▶ [Problem to work on] Check every line of the entries below for the word "xlabel", and copy the ones that have it.

(Excerpts from a figure dataset)
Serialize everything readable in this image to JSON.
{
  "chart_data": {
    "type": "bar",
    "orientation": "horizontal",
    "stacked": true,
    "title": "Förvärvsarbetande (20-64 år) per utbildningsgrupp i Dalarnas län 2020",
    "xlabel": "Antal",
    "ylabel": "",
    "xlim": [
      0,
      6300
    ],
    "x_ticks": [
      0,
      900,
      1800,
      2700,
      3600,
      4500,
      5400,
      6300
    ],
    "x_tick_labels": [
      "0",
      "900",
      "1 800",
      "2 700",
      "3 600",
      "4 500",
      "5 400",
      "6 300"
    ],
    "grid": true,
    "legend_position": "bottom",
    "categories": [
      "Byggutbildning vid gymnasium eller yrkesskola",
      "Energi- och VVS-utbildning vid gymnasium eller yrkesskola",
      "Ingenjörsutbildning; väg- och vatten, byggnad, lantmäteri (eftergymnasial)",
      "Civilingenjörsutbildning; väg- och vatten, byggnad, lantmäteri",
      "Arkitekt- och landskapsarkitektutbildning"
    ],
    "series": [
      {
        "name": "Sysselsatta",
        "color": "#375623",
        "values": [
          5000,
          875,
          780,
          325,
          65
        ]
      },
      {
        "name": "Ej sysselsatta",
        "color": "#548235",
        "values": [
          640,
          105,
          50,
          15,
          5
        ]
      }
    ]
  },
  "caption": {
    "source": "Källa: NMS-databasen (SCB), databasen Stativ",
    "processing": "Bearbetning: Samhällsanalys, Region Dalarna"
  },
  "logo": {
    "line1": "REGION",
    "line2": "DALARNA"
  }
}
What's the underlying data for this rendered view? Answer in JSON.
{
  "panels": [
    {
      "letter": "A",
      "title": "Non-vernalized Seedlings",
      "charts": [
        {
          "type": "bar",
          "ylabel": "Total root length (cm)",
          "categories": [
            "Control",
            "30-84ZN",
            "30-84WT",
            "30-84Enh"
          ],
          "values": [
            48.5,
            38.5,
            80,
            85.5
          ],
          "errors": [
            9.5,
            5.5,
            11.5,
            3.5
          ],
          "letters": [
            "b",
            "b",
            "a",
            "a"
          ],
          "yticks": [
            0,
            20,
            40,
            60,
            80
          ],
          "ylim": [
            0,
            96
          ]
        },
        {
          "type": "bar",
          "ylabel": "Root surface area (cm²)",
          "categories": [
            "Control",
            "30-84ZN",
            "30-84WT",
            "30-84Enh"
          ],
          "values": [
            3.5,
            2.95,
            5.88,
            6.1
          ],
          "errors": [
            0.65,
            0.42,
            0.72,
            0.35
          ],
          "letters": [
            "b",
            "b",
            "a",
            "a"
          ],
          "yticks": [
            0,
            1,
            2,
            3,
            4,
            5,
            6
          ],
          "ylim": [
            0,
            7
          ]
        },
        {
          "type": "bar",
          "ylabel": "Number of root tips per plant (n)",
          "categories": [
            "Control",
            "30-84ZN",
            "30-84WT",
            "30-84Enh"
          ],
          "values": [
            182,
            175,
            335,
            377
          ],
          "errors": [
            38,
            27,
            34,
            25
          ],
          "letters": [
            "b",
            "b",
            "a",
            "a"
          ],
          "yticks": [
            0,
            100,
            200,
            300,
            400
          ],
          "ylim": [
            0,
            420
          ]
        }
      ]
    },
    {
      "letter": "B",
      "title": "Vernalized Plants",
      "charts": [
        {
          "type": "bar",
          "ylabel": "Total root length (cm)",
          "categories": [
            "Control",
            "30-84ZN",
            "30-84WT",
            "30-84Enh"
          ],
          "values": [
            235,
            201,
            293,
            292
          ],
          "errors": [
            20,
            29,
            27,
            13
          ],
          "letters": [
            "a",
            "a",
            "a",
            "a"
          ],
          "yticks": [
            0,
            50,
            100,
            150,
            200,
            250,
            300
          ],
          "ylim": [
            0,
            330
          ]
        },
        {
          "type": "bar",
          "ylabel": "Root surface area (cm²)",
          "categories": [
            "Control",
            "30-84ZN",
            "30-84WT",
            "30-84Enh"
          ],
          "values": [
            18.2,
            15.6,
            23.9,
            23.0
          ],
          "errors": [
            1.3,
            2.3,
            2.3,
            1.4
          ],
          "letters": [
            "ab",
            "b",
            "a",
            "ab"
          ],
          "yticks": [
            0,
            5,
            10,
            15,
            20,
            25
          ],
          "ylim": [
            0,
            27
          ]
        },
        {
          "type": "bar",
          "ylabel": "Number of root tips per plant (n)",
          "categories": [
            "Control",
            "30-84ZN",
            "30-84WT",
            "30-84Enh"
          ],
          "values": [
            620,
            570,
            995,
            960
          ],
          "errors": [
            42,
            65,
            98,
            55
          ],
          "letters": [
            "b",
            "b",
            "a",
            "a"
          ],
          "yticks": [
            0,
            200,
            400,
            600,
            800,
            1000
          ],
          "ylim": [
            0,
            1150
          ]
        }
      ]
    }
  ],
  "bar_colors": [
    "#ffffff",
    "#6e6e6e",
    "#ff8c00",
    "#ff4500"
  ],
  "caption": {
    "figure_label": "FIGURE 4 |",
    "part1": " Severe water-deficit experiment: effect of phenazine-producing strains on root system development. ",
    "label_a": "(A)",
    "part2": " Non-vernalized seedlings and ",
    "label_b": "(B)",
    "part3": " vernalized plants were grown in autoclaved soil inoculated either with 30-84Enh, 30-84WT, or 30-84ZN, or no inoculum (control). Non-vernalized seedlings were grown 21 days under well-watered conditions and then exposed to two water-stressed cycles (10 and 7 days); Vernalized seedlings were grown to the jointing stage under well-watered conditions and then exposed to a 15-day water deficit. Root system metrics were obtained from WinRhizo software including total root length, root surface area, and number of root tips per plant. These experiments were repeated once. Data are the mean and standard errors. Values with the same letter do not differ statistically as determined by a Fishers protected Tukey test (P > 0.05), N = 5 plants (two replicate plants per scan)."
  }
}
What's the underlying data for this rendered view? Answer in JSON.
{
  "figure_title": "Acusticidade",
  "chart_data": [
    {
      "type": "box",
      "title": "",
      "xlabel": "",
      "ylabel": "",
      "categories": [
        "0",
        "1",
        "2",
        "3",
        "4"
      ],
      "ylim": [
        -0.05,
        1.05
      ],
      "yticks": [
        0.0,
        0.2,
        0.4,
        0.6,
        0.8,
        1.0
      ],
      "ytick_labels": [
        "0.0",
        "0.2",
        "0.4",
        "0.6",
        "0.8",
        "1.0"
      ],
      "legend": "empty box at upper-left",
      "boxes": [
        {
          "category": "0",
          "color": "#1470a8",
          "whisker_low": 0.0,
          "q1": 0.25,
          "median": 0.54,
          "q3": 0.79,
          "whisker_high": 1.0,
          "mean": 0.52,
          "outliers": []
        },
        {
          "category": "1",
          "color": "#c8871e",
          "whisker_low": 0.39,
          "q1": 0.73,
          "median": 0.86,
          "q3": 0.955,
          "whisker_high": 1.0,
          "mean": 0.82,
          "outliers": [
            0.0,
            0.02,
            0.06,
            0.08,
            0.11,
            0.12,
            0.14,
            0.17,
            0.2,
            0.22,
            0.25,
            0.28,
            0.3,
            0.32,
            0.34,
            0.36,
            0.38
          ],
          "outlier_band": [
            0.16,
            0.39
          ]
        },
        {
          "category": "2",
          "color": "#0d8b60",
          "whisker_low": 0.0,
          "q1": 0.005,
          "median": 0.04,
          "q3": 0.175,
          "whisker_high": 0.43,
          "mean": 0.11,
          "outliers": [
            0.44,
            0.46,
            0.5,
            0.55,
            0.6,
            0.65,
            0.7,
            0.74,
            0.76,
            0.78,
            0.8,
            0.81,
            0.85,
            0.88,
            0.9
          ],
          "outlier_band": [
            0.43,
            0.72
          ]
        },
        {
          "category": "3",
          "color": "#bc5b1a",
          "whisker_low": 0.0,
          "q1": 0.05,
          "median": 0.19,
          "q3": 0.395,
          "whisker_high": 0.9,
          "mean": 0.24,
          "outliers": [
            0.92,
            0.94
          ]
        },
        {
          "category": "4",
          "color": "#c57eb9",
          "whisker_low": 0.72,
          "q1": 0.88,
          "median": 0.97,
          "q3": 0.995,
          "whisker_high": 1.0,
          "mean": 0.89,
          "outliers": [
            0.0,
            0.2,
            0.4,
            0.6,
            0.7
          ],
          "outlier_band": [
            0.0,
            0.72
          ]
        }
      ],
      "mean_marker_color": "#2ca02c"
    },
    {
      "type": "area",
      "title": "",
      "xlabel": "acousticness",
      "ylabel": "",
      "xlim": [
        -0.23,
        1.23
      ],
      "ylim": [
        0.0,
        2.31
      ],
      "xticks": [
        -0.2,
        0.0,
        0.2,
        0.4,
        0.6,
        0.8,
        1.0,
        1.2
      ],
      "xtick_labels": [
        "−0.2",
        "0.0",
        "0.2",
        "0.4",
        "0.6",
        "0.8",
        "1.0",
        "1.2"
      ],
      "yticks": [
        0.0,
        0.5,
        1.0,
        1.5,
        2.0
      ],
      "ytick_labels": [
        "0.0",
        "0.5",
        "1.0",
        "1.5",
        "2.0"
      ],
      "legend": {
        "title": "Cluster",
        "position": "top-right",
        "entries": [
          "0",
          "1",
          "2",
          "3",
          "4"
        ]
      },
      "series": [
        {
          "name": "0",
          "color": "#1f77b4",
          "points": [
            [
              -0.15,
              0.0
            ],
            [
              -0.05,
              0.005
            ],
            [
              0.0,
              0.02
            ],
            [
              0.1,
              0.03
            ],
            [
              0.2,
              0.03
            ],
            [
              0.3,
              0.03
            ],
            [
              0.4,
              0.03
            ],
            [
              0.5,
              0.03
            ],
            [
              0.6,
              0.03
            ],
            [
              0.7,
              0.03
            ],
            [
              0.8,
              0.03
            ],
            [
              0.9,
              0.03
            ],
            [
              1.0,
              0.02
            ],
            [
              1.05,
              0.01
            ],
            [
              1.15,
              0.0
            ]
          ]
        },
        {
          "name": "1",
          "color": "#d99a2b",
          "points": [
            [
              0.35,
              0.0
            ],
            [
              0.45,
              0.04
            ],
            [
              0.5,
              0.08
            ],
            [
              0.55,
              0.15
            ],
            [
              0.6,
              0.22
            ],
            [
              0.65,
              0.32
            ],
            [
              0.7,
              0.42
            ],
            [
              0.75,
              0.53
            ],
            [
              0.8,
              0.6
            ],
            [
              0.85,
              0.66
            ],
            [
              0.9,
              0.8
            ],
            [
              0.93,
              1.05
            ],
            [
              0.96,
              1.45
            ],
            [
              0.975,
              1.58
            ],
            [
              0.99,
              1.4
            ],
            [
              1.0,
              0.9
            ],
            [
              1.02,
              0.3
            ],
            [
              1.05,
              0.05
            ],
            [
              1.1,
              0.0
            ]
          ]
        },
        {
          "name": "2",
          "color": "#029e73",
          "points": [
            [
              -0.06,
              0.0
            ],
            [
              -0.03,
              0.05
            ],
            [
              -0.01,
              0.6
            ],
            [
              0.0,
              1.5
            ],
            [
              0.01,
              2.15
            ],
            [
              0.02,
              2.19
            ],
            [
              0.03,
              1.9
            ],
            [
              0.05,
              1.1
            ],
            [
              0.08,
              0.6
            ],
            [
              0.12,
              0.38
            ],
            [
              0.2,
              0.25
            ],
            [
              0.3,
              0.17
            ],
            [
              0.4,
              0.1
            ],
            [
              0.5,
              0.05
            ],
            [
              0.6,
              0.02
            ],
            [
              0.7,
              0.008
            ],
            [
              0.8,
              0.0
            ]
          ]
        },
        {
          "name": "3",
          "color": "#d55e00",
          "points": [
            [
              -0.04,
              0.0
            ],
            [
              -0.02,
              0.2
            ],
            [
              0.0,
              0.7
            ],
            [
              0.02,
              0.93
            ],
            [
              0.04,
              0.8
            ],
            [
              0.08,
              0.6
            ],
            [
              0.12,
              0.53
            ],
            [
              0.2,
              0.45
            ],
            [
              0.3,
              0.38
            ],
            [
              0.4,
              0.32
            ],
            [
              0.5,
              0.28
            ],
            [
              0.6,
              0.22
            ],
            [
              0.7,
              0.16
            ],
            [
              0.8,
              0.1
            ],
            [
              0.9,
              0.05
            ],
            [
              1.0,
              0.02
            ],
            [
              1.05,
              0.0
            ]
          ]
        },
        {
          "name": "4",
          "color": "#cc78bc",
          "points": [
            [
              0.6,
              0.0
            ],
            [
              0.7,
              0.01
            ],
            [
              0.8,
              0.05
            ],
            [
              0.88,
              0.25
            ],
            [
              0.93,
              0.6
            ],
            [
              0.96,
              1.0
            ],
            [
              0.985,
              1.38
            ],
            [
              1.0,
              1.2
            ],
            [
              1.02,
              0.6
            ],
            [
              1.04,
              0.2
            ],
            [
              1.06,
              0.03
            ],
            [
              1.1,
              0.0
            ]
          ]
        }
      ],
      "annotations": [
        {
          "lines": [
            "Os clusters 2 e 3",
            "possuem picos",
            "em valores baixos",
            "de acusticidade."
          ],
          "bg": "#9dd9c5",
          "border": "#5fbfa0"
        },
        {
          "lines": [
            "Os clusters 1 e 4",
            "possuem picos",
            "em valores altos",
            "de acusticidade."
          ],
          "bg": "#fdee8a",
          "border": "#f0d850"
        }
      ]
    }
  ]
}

▶ [Final result]
    "xlabel": "Antal",
      "xlabel": "",
      "xlabel": "acousticness",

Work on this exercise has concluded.